■ Tasks to perform ■
**A)** Reproduce the article on the Oregon spotted frog proposal word for word, from "The decline of" to "critters above humans.".
**B)** In the article on the Oregon spotted frog proposal, what office does Tom Mallams hold?

■ Selected passage ■
======

Spotted Frog Proposal Revives Endangered Species Fears
Twenty-three years ago, the listing of the northern spotted owl under the Endangered Species Act was one of the factors that led to a sharply reduced Northwest timber harvest. Now, wildlife officials are proposing to list the Oregon spotted frog. If approved, this listing would not have nearly the far-reaching impact the spotted owl listing had. But officials in Klamath County are pushing back against a proposal they fear will lead to intrusive and economically-damaging regulations.
It probably doesn’t help that the frog at the center of this controversy has the word “spotted” in its name.
Recently, on JPR’s Jefferson Exchange, Klamath County Commissioner Tom Mallams cited the spotted owl listing as a cautionary tale.
Tom Mallams: “It’s decimated the entire state timber industry. Billions and billions of drivers lost in economic drivers and thousands and thousands of jobs lost, entire communities decimated.”
The decline of the Northwest timber economy can’t really be blamed solely on the spotted owl. Economic trends, including mechanization and dwindling old growth forests, had been reducing logging jobs well before the owl became a regional celebrity.
But as a symbol of government over-reach in the name of environmental protection, the spotted owl resonates deeply in resource-dependent communities such as Klamath County. And Commissioner Mallams says he and his colleagues are determined to resist what they see as a system that values critters above humans.
Tom Mallams: “I think the balance of this equation has been totally lost, whether you’re talking about the spotted owl, the spotted frog or the wolf or whatever it is. The balance needs to get swung back to the place where there’s some economic driving forces going on the help our communities survive.”

======

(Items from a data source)
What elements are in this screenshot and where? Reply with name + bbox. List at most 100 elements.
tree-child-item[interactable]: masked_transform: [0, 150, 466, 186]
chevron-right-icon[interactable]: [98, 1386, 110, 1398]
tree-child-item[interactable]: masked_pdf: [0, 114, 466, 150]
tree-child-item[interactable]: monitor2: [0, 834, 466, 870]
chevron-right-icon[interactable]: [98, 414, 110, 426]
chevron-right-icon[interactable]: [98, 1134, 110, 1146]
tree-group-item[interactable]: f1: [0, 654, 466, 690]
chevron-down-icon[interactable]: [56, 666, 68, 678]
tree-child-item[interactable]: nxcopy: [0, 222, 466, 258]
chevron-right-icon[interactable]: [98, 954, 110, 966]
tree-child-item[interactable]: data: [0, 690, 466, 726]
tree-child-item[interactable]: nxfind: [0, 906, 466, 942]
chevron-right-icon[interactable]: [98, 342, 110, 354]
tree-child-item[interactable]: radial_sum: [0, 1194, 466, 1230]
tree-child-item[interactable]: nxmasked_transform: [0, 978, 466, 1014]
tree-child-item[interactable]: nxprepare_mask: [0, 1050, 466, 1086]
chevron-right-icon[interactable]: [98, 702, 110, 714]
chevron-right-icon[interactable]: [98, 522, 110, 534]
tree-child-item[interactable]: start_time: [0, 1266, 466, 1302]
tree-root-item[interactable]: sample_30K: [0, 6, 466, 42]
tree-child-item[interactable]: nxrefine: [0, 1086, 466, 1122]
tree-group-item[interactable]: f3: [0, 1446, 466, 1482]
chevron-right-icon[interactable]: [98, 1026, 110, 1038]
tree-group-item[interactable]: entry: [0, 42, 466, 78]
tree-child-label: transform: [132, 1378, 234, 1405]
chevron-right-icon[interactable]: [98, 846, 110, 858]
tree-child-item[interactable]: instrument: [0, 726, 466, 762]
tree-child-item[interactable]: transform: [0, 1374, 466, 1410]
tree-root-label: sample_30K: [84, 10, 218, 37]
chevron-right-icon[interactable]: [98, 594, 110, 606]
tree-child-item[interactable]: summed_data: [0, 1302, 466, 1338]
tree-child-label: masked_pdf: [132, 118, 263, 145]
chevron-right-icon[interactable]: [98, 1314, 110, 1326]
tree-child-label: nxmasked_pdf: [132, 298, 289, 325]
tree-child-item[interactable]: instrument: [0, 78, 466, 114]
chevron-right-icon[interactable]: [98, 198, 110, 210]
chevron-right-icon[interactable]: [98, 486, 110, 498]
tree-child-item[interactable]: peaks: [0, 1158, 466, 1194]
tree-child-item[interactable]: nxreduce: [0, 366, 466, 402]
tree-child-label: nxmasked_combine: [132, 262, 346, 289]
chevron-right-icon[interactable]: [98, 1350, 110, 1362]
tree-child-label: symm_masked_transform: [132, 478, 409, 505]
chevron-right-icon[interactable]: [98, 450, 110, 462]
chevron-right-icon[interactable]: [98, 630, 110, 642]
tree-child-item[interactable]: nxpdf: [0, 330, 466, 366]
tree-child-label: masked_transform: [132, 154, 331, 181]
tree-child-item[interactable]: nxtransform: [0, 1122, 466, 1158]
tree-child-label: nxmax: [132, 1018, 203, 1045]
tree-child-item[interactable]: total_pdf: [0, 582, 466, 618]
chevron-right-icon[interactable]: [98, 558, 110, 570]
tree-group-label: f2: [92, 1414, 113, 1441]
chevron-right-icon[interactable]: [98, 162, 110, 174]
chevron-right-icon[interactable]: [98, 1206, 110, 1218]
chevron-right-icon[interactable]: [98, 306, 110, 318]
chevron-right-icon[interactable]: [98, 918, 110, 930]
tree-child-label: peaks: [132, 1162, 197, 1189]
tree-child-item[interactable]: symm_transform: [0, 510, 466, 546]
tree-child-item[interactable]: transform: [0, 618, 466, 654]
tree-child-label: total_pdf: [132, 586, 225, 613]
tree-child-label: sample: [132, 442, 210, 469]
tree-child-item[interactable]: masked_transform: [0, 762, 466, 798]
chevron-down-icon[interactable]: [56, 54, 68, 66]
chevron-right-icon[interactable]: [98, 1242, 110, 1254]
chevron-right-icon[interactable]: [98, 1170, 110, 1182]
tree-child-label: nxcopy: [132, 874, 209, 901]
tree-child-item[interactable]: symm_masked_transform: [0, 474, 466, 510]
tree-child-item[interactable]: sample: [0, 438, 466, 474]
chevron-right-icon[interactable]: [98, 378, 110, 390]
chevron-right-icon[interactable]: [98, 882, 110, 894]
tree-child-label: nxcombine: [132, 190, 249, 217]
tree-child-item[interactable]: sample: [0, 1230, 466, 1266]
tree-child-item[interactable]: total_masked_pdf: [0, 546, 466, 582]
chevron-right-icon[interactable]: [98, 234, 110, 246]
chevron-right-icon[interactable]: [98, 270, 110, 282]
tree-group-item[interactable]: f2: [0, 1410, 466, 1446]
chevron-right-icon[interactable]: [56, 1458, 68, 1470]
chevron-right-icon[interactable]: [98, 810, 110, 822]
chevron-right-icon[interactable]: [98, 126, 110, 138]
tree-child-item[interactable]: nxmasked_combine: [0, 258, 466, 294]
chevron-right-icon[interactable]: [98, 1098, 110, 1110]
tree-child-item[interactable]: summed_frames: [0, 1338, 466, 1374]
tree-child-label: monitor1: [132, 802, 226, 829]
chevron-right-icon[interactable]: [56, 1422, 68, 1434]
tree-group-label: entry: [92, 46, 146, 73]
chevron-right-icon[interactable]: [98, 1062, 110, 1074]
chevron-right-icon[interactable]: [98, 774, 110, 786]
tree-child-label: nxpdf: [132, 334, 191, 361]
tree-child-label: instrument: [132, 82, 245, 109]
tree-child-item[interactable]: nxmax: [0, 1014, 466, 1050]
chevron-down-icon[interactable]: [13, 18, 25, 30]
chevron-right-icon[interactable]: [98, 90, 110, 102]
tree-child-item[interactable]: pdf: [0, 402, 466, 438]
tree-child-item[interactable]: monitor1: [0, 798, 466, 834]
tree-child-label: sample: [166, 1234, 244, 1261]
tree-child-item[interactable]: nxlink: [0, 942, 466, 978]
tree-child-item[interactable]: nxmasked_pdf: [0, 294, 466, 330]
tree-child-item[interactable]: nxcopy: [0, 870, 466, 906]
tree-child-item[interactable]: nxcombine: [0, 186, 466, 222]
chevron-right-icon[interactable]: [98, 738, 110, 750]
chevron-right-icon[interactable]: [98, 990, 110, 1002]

======

■ Answer section ■
**A)**
The decline of the Northwest timber economy can’t really be blamed solely on the spotted owl. Economic trends, including mechanization and dwindling old growth forests, had been reducing logging jobs well before the owl became a regional celebrity.
But as a symbol of government over-reach in the name of environmental protection, the spotted owl resonates deeply in resource-dependent communities such as Klamath County. And Commissioner Mallams says he and his colleagues are determined to resist what they see as a system that values critters above humans.

**B)** Klamath County Commissioner